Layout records
--- begin ---
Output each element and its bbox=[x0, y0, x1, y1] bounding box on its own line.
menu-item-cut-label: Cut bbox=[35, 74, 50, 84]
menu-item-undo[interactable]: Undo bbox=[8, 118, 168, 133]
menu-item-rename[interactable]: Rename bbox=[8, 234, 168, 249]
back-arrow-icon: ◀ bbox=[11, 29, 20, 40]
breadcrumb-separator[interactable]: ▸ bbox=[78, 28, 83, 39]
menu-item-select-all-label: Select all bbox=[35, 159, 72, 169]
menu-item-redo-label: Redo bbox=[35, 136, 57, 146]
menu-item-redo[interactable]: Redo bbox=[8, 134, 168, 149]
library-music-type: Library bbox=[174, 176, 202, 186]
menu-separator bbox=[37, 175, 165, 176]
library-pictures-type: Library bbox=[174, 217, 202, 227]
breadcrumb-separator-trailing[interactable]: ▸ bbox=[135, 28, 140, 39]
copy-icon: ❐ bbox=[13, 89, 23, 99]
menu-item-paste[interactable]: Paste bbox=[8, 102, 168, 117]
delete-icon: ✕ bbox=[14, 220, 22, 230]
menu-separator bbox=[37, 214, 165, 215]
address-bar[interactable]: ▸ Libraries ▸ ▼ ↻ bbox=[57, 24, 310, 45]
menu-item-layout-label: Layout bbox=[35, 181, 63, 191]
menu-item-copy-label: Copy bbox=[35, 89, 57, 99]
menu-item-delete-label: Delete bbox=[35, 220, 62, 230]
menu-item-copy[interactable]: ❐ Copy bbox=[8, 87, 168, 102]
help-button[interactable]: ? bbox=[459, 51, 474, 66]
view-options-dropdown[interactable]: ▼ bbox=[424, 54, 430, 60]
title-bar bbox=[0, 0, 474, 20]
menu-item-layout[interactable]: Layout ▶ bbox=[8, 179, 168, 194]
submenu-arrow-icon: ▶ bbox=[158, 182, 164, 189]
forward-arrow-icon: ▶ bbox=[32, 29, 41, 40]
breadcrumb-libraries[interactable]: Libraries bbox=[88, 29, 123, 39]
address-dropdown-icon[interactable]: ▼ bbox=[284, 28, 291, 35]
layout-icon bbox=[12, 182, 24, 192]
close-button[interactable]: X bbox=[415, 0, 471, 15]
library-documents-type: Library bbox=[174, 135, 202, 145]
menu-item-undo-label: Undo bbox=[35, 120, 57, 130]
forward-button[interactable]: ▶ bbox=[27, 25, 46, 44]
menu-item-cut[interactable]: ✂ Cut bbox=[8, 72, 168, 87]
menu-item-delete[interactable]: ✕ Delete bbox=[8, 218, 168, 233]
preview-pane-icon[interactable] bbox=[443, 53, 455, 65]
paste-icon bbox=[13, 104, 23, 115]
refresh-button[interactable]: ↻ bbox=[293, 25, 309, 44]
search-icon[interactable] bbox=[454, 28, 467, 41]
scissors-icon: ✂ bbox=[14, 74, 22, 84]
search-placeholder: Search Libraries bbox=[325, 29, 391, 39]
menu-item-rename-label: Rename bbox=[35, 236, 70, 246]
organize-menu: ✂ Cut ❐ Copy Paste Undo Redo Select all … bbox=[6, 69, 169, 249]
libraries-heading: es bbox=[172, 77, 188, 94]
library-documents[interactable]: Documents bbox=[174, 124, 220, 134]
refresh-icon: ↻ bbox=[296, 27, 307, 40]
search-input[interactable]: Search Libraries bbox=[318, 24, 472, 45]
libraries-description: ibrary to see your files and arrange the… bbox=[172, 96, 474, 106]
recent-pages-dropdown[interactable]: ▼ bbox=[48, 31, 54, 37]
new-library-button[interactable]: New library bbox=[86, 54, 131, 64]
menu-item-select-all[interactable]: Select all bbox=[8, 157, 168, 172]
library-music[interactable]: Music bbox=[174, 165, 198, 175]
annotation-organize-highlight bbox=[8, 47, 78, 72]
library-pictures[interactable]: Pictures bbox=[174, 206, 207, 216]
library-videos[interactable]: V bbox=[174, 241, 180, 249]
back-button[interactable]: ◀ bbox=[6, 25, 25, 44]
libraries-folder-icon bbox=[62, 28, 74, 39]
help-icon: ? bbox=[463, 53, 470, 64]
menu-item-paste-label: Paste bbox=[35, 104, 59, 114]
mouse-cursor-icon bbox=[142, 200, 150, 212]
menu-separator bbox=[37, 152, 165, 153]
--- end ---
**Work required**: Rewrite everything from the start of the items down to the line containing "layout-icon bbox=[12, 182, 24, 192]", replacing "interactable" with "clickable" and leaving the rest unchanged. Give only those lines.

**Full output**:
Output each element and its bbox=[x0, y0, x1, y1] bounding box on its own line.
menu-item-cut-label: Cut bbox=[35, 74, 50, 84]
menu-item-undo[clickable]: Undo bbox=[8, 118, 168, 133]
menu-item-rename[clickable]: Rename bbox=[8, 234, 168, 249]
back-arrow-icon: ◀ bbox=[11, 29, 20, 40]
breadcrumb-separator[clickable]: ▸ bbox=[78, 28, 83, 39]
menu-item-select-all-label: Select all bbox=[35, 159, 72, 169]
menu-item-redo-label: Redo bbox=[35, 136, 57, 146]
menu-item-redo[clickable]: Redo bbox=[8, 134, 168, 149]
library-music-type: Library bbox=[174, 176, 202, 186]
menu-separator bbox=[37, 175, 165, 176]
library-pictures-type: Library bbox=[174, 217, 202, 227]
breadcrumb-separator-trailing[clickable]: ▸ bbox=[135, 28, 140, 39]
copy-icon: ❐ bbox=[13, 89, 23, 99]
menu-item-paste[clickable]: Paste bbox=[8, 102, 168, 117]
delete-icon: ✕ bbox=[14, 220, 22, 230]
menu-separator bbox=[37, 214, 165, 215]
address-bar[clickable]: ▸ Libraries ▸ ▼ ↻ bbox=[57, 24, 310, 45]
menu-item-layout-label: Layout bbox=[35, 181, 63, 191]
menu-item-copy-label: Copy bbox=[35, 89, 57, 99]
menu-item-delete-label: Delete bbox=[35, 220, 62, 230]
menu-item-copy[clickable]: ❐ Copy bbox=[8, 87, 168, 102]
help-button[clickable]: ? bbox=[459, 51, 474, 66]
view-options-dropdown[clickable]: ▼ bbox=[424, 54, 430, 60]
title-bar bbox=[0, 0, 474, 20]
menu-item-layout[clickable]: Layout ▶ bbox=[8, 179, 168, 194]
submenu-arrow-icon: ▶ bbox=[158, 182, 164, 189]
forward-arrow-icon: ▶ bbox=[32, 29, 41, 40]
breadcrumb-libraries[clickable]: Libraries bbox=[88, 29, 123, 39]
address-dropdown-icon[clickable]: ▼ bbox=[284, 28, 291, 35]
layout-icon bbox=[12, 182, 24, 192]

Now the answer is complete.